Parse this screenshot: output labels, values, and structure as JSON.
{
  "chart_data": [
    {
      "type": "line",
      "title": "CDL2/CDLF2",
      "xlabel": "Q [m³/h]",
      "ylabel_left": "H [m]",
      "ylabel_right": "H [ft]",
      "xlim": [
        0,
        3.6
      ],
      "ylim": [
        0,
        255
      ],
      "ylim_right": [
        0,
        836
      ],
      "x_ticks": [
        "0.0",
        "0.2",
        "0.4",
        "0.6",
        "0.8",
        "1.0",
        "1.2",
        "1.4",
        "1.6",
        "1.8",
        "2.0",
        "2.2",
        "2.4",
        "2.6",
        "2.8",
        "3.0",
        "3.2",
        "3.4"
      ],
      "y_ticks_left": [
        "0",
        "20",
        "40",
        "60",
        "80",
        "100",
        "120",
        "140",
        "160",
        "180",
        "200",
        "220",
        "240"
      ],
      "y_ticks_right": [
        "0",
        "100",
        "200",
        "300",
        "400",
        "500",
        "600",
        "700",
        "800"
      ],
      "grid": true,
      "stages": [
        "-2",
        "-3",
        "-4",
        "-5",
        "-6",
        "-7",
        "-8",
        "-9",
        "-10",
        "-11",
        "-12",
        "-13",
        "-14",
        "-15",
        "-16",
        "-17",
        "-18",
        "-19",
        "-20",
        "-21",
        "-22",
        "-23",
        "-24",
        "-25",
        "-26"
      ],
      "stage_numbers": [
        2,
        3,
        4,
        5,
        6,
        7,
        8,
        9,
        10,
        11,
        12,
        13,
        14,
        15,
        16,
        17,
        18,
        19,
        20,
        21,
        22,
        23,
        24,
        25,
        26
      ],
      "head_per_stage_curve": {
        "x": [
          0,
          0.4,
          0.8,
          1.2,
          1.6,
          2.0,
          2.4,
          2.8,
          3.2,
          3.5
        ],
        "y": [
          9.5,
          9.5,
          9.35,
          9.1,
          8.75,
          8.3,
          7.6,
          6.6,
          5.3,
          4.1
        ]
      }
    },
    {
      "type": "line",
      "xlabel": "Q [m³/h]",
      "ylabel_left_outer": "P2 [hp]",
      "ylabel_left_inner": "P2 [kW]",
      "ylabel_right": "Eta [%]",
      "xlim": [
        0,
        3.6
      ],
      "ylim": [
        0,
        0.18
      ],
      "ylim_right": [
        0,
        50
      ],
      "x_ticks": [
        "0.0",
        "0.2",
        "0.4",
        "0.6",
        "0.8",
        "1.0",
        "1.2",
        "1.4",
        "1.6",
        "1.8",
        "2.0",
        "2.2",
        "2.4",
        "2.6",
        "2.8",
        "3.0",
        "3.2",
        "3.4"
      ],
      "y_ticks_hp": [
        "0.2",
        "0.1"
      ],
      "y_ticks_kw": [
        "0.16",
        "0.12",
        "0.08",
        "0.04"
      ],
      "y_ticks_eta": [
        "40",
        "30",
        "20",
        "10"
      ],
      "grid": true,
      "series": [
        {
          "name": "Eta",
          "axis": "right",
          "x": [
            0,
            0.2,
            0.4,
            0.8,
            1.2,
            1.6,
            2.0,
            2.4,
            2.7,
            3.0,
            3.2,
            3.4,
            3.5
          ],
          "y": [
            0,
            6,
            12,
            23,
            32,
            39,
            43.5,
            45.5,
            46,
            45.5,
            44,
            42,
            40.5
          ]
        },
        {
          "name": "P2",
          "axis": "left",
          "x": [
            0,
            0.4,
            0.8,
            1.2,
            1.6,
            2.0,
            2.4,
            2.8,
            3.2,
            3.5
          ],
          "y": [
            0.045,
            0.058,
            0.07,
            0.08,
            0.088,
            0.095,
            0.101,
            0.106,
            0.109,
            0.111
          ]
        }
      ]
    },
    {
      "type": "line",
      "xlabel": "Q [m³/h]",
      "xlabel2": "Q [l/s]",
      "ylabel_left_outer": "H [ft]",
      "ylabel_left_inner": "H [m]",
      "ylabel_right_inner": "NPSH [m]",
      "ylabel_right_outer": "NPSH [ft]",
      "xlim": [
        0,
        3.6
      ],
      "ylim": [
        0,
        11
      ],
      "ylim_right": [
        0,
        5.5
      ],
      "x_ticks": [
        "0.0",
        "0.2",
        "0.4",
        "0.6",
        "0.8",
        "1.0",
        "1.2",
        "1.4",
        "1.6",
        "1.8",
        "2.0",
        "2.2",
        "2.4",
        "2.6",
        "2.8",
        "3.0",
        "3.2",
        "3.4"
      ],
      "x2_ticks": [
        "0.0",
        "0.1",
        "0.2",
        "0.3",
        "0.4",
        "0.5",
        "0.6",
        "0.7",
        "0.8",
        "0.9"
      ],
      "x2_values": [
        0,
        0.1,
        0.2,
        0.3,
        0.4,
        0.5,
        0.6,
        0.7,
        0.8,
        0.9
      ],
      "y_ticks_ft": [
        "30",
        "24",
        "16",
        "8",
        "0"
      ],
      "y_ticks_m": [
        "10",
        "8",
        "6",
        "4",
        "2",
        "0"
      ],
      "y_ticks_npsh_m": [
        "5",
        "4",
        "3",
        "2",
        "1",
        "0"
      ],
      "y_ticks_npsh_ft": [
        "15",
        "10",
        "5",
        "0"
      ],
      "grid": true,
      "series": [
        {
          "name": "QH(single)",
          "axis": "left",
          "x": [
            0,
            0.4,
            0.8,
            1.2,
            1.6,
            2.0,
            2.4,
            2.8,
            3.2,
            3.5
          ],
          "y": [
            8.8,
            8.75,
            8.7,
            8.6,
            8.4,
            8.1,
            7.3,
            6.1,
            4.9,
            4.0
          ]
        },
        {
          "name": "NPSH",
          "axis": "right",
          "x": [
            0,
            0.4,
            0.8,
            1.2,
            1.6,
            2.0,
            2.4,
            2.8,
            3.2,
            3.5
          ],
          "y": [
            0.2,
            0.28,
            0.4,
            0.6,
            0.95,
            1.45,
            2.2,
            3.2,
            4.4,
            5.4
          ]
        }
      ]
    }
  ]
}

★ ★ ★ ★

* **EXERCISE TASK**
Print the material once more, exactly.

* **COMPLETED TASK**
Parse this screenshot: output labels, values, and structure as JSON.
{
  "chart_data": [
    {
      "type": "line",
      "title": "CDL2/CDLF2",
      "xlabel": "Q [m³/h]",
      "ylabel_left": "H [m]",
      "ylabel_right": "H [ft]",
      "xlim": [
        0,
        3.6
      ],
      "ylim": [
        0,
        255
      ],
      "ylim_right": [
        0,
        836
      ],
      "x_ticks": [
        "0.0",
        "0.2",
        "0.4",
        "0.6",
        "0.8",
        "1.0",
        "1.2",
        "1.4",
        "1.6",
        "1.8",
        "2.0",
        "2.2",
        "2.4",
        "2.6",
        "2.8",
        "3.0",
        "3.2",
        "3.4"
      ],
      "y_ticks_left": [
        "0",
        "20",
        "40",
        "60",
        "80",
        "100",
        "120",
        "140",
        "160",
        "180",
        "200",
        "220",
        "240"
      ],
      "y_ticks_right": [
        "0",
        "100",
        "200",
        "300",
        "400",
        "500",
        "600",
        "700",
        "800"
      ],
      "grid": true,
      "stages": [
        "-2",
        "-3",
        "-4",
        "-5",
        "-6",
        "-7",
        "-8",
        "-9",
        "-10",
        "-11",
        "-12",
        "-13",
        "-14",
        "-15",
        "-16",
        "-17",
        "-18",
        "-19",
        "-20",
        "-21",
        "-22",
        "-23",
        "-24",
        "-25",
        "-26"
      ],
      "stage_numbers": [
        2,
        3,
        4,
        5,
        6,
        7,
        8,
        9,
        10,
        11,
        12,
        13,
        14,
        15,
        16,
        17,
        18,
        19,
        20,
        21,
        22,
        23,
        24,
        25,
        26
      ],
      "head_per_stage_curve": {
        "x": [
          0,
          0.4,
          0.8,
          1.2,
          1.6,
          2.0,
          2.4,
          2.8,
          3.2,
          3.5
        ],
        "y": [
          9.5,
          9.5,
          9.35,
          9.1,
          8.75,
          8.3,
          7.6,
          6.6,
          5.3,
          4.1
        ]
      }
    },
    {
      "type": "line",
      "xlabel": "Q [m³/h]",
      "ylabel_left_outer": "P2 [hp]",
      "ylabel_left_inner": "P2 [kW]",
      "ylabel_right": "Eta [%]",
      "xlim": [
        0,
        3.6
      ],
      "ylim": [
        0,
        0.18
      ],
      "ylim_right": [
        0,
        50
      ],
      "x_ticks": [
        "0.0",
        "0.2",
        "0.4",
        "0.6",
        "0.8",
        "1.0",
        "1.2",
        "1.4",
        "1.6",
        "1.8",
        "2.0",
        "2.2",
        "2.4",
        "2.6",
        "2.8",
        "3.0",
        "3.2",
        "3.4"
      ],
      "y_ticks_hp": [
        "0.2",
        "0.1"
      ],
      "y_ticks_kw": [
        "0.16",
        "0.12",
        "0.08",
        "0.04"
      ],
      "y_ticks_eta": [
        "40",
        "30",
        "20",
        "10"
      ],
      "grid": true,
      "series": [
        {
          "name": "Eta",
          "axis": "right",
          "x": [
            0,
            0.2,
            0.4,
            0.8,
            1.2,
            1.6,
            2.0,
            2.4,
            2.7,
            3.0,
            3.2,
            3.4,
            3.5
          ],
          "y": [
            0,
            6,
            12,
            23,
            32,
            39,
            43.5,
            45.5,
            46,
            45.5,
            44,
            42,
            40.5
          ]
        },
        {
          "name": "P2",
          "axis": "left",
          "x": [
            0,
            0.4,
            0.8,
            1.2,
            1.6,
            2.0,
            2.4,
            2.8,
            3.2,
            3.5
          ],
          "y": [
            0.045,
            0.058,
            0.07,
            0.08,
            0.088,
            0.095,
            0.101,
            0.106,
            0.109,
            0.111
          ]
        }
      ]
    },
    {
      "type": "line",
      "xlabel": "Q [m³/h]",
      "xlabel2": "Q [l/s]",
      "ylabel_left_outer": "H [ft]",
      "ylabel_left_inner": "H [m]",
      "ylabel_right_inner": "NPSH [m]",
      "ylabel_right_outer": "NPSH [ft]",
      "xlim": [
        0,
        3.6
      ],
      "ylim": [
        0,
        11
      ],
      "ylim_right": [
        0,
        5.5
      ],
      "x_ticks": [
        "0.0",
        "0.2",
        "0.4",
        "0.6",
        "0.8",
        "1.0",
        "1.2",
        "1.4",
        "1.6",
        "1.8",
        "2.0",
        "2.2",
        "2.4",
        "2.6",
        "2.8",
        "3.0",
        "3.2",
        "3.4"
      ],
      "x2_ticks": [
        "0.0",
        "0.1",
        "0.2",
        "0.3",
        "0.4",
        "0.5",
        "0.6",
        "0.7",
        "0.8",
        "0.9"
      ],
      "x2_values": [
        0,
        0.1,
        0.2,
        0.3,
        0.4,
        0.5,
        0.6,
        0.7,
        0.8,
        0.9
      ],
      "y_ticks_ft": [
        "30",
        "24",
        "16",
        "8",
        "0"
      ],
      "y_ticks_m": [
        "10",
        "8",
        "6",
        "4",
        "2",
        "0"
      ],
      "y_ticks_npsh_m": [
        "5",
        "4",
        "3",
        "2",
        "1",
        "0"
      ],
      "y_ticks_npsh_ft": [
        "15",
        "10",
        "5",
        "0"
      ],
      "grid": true,
      "series": [
        {
          "name": "QH(single)",
          "axis": "left",
          "x": [
            0,
            0.4,
            0.8,
            1.2,
            1.6,
            2.0,
            2.4,
            2.8,
            3.2,
            3.5
          ],
          "y": [
            8.8,
            8.75,
            8.7,
            8.6,
            8.4,
            8.1,
            7.3,
            6.1,
            4.9,
            4.0
          ]
        },
        {
          "name": "NPSH",
          "axis": "right",
          "x": [
            0,
            0.4,
            0.8,
            1.2,
            1.6,
            2.0,
            2.4,
            2.8,
            3.2,
            3.5
          ],
          "y": [
            0.2,
            0.28,
            0.4,
            0.6,
            0.95,
            1.45,
            2.2,
            3.2,
            4.4,
            5.4
          ]
        }
      ]
    }
  ]
}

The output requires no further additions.